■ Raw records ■
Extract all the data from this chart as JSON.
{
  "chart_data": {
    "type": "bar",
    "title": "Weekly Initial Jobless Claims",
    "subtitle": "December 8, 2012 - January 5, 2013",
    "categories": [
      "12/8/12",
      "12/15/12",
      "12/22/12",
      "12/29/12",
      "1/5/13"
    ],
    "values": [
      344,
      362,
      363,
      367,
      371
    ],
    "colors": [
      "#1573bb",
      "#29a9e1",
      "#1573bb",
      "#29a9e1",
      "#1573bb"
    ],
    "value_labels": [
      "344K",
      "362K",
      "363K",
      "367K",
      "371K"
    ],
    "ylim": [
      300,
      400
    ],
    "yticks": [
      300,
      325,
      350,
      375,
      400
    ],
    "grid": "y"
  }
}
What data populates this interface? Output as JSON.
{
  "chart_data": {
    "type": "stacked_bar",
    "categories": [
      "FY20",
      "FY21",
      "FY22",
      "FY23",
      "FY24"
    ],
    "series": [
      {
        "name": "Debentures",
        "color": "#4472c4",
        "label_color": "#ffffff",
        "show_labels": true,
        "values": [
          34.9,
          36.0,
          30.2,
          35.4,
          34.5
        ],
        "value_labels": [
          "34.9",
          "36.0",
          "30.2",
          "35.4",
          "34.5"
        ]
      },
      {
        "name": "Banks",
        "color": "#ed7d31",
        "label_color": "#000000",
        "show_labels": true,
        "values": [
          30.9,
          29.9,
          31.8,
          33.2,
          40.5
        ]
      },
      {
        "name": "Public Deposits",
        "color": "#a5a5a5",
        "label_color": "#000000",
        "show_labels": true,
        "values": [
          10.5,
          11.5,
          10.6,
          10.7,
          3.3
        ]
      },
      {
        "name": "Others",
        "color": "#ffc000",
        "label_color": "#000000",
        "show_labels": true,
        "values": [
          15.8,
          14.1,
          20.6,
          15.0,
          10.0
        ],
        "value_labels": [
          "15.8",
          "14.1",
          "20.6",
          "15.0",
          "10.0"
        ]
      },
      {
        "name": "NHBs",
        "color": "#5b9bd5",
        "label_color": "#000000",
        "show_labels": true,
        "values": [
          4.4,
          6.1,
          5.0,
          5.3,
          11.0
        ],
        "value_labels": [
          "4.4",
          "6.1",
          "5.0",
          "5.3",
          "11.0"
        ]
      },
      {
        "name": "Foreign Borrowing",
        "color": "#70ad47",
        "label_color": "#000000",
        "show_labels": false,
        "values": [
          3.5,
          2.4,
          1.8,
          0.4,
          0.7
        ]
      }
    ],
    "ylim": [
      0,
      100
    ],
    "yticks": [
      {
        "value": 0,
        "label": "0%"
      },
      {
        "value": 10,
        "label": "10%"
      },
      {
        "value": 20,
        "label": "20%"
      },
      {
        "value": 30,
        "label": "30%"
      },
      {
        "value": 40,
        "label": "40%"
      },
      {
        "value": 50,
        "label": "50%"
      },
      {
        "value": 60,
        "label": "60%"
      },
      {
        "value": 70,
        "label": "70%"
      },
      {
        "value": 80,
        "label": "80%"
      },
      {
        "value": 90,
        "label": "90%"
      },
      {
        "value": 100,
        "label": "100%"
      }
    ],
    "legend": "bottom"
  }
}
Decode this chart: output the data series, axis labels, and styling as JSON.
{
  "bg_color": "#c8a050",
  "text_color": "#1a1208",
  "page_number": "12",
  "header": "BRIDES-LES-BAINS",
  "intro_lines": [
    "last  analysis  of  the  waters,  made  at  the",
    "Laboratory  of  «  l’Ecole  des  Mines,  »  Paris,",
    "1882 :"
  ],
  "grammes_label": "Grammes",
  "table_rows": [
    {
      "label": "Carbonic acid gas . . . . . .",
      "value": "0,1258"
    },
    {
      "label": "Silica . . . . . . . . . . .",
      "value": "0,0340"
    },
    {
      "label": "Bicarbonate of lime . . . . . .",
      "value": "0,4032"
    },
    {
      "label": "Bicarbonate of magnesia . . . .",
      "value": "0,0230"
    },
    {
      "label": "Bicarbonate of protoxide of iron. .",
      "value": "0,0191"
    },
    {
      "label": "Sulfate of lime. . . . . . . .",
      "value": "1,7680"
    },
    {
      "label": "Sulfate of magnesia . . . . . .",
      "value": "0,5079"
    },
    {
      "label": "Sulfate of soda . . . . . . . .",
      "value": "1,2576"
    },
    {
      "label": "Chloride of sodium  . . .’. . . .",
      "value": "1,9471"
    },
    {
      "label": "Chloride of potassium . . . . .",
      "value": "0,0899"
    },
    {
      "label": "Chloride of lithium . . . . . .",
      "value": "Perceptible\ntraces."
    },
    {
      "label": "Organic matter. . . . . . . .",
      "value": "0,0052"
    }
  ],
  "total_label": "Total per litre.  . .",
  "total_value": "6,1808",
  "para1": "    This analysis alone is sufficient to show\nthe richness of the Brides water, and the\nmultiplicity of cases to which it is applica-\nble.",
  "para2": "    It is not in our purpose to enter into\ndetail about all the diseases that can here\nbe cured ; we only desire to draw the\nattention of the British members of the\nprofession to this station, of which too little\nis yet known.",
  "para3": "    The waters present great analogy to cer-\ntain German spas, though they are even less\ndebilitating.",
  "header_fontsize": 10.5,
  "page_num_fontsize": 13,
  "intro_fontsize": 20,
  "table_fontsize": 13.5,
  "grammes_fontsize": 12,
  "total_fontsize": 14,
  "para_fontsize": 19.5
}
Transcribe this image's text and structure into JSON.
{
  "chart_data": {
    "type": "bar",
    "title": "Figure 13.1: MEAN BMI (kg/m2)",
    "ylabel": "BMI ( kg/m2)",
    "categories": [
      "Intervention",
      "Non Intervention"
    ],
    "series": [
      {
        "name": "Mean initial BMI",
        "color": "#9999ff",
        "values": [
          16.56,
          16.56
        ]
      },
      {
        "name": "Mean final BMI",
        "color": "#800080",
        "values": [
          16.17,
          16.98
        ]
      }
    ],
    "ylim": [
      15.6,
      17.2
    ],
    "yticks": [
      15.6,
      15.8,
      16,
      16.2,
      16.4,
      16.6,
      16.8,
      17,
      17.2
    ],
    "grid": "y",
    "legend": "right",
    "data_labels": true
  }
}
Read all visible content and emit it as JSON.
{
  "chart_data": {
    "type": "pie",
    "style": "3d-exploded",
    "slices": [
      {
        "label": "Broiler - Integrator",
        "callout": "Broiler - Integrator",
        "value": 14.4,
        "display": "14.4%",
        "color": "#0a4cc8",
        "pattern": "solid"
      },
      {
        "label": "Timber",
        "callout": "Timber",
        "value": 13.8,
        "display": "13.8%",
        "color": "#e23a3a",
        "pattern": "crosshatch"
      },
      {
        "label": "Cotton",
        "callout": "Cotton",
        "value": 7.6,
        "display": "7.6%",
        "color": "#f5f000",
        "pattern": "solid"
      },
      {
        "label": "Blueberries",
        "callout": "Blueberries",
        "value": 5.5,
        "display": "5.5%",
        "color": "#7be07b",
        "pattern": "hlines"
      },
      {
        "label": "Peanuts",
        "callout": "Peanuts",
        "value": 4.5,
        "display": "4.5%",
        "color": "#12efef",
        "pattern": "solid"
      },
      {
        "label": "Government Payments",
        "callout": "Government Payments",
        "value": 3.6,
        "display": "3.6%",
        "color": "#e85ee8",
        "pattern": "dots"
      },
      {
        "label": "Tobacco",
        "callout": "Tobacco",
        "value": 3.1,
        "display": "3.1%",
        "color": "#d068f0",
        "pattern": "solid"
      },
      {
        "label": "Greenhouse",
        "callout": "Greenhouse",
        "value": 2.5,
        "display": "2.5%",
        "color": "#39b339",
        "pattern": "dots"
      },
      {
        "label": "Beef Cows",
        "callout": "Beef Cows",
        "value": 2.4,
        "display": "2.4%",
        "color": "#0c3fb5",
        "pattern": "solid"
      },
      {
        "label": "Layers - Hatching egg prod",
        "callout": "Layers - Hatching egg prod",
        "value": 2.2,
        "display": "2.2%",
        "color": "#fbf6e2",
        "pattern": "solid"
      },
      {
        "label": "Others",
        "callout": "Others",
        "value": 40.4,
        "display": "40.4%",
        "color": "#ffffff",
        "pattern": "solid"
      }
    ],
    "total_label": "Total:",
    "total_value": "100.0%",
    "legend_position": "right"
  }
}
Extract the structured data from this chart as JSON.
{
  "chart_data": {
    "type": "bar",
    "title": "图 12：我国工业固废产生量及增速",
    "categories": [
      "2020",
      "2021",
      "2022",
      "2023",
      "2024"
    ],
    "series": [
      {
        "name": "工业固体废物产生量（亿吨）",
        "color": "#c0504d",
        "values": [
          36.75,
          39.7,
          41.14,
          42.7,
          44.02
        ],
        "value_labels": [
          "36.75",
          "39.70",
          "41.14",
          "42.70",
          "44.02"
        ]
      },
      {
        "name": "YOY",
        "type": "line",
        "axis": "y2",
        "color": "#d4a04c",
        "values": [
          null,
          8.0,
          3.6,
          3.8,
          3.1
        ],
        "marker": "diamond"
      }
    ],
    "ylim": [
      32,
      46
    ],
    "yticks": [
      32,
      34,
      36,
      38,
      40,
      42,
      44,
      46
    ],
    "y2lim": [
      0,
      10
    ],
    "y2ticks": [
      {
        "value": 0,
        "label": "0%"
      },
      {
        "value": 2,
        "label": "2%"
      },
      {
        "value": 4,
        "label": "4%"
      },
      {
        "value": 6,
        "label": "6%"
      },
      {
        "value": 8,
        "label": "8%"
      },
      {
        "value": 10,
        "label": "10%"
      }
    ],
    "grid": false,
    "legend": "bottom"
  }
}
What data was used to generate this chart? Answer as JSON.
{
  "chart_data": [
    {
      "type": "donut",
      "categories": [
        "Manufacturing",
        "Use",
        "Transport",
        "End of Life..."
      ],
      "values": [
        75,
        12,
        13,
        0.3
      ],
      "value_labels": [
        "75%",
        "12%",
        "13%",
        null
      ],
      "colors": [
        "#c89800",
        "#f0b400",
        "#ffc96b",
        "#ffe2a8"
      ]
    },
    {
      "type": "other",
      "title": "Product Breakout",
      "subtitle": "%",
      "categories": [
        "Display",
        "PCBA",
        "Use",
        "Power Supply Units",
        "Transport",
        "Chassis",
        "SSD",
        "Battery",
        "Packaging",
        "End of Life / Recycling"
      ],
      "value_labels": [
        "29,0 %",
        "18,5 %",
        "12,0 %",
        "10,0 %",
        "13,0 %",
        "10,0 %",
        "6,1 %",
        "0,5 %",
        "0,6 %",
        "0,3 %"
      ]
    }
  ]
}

■ TO DO ■
Among the lines of the material, find those that hold the word "type" and copy them.

■ SOLUTION TO THIS TASK ■
    "type": "bar",
    "type": "stacked_bar",
    "type": "bar",
    "type": "pie",
    "type": "bar",
        "type": "line",
      "type": "donut",
      "type": "other",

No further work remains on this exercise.